Stated goal: Repeat the material below exactly, line for line.

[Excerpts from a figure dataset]
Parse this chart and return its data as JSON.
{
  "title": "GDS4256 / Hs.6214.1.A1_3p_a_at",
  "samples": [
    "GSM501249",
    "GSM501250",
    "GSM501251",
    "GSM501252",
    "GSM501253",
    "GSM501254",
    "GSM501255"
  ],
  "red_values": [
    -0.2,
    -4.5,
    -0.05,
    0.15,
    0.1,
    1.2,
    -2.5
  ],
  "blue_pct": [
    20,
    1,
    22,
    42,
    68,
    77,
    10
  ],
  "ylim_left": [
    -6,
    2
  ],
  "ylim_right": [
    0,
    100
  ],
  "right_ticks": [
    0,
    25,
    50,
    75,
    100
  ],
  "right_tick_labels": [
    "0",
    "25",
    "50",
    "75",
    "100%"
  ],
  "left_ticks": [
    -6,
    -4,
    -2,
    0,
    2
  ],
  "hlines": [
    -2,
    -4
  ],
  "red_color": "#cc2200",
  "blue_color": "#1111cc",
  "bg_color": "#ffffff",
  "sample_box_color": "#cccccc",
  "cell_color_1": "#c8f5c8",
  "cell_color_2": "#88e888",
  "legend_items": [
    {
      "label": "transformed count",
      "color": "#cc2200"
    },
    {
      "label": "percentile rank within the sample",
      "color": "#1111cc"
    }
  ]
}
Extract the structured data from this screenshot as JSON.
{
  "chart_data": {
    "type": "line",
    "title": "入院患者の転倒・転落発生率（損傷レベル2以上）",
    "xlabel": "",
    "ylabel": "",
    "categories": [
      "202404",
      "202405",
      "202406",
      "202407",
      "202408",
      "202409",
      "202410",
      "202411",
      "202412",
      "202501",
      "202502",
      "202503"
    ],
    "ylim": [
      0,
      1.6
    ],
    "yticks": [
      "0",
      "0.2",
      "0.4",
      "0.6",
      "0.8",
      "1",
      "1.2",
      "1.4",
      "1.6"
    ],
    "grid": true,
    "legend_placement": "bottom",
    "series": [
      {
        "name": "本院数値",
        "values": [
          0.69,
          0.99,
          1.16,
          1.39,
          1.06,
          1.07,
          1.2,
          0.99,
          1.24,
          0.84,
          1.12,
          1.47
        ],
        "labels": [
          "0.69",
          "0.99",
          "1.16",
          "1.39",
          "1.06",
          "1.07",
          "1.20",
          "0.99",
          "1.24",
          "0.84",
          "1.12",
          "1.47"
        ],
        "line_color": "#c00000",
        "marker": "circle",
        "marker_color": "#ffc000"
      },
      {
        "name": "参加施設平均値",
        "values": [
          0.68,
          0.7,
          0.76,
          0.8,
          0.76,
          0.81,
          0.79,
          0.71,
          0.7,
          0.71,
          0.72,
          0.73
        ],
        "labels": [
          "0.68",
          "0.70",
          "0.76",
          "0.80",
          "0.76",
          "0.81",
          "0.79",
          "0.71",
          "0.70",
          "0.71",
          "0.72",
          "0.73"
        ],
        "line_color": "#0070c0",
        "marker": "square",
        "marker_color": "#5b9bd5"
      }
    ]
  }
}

Solution:
Parse this chart and return its data as JSON.
{
  "title": "GDS4256 / Hs.6214.1.A1_3p_a_at",
  "samples": [
    "GSM501249",
    "GSM501250",
    "GSM501251",
    "GSM501252",
    "GSM501253",
    "GSM501254",
    "GSM501255"
  ],
  "red_values": [
    -0.2,
    -4.5,
    -0.05,
    0.15,
    0.1,
    1.2,
    -2.5
  ],
  "blue_pct": [
    20,
    1,
    22,
    42,
    68,
    77,
    10
  ],
  "ylim_left": [
    -6,
    2
  ],
  "ylim_right": [
    0,
    100
  ],
  "right_ticks": [
    0,
    25,
    50,
    75,
    100
  ],
  "right_tick_labels": [
    "0",
    "25",
    "50",
    "75",
    "100%"
  ],
  "left_ticks": [
    -6,
    -4,
    -2,
    0,
    2
  ],
  "hlines": [
    -2,
    -4
  ],
  "red_color": "#cc2200",
  "blue_color": "#1111cc",
  "bg_color": "#ffffff",
  "sample_box_color": "#cccccc",
  "cell_color_1": "#c8f5c8",
  "cell_color_2": "#88e888",
  "legend_items": [
    {
      "label": "transformed count",
      "color": "#cc2200"
    },
    {
      "label": "percentile rank within the sample",
      "color": "#1111cc"
    }
  ]
}
Extract the structured data from this screenshot as JSON.
{
  "chart_data": {
    "type": "line",
    "title": "入院患者の転倒・転落発生率（損傷レベル2以上）",
    "xlabel": "",
    "ylabel": "",
    "categories": [
      "202404",
      "202405",
      "202406",
      "202407",
      "202408",
      "202409",
      "202410",
      "202411",
      "202412",
      "202501",
      "202502",
      "202503"
    ],
    "ylim": [
      0,
      1.6
    ],
    "yticks": [
      "0",
      "0.2",
      "0.4",
      "0.6",
      "0.8",
      "1",
      "1.2",
      "1.4",
      "1.6"
    ],
    "grid": true,
    "legend_placement": "bottom",
    "series": [
      {
        "name": "本院数値",
        "values": [
          0.69,
          0.99,
          1.16,
          1.39,
          1.06,
          1.07,
          1.2,
          0.99,
          1.24,
          0.84,
          1.12,
          1.47
        ],
        "labels": [
          "0.69",
          "0.99",
          "1.16",
          "1.39",
          "1.06",
          "1.07",
          "1.20",
          "0.99",
          "1.24",
          "0.84",
          "1.12",
          "1.47"
        ],
        "line_color": "#c00000",
        "marker": "circle",
        "marker_color": "#ffc000"
      },
      {
        "name": "参加施設平均値",
        "values": [
          0.68,
          0.7,
          0.76,
          0.8,
          0.76,
          0.81,
          0.79,
          0.71,
          0.7,
          0.71,
          0.72,
          0.73
        ],
        "labels": [
          "0.68",
          "0.70",
          "0.76",
          "0.80",
          "0.76",
          "0.81",
          "0.79",
          "0.71",
          "0.70",
          "0.71",
          "0.72",
          "0.73"
        ],
        "line_color": "#0070c0",
        "marker": "square",
        "marker_color": "#5b9bd5"
      }
    ]
  }
}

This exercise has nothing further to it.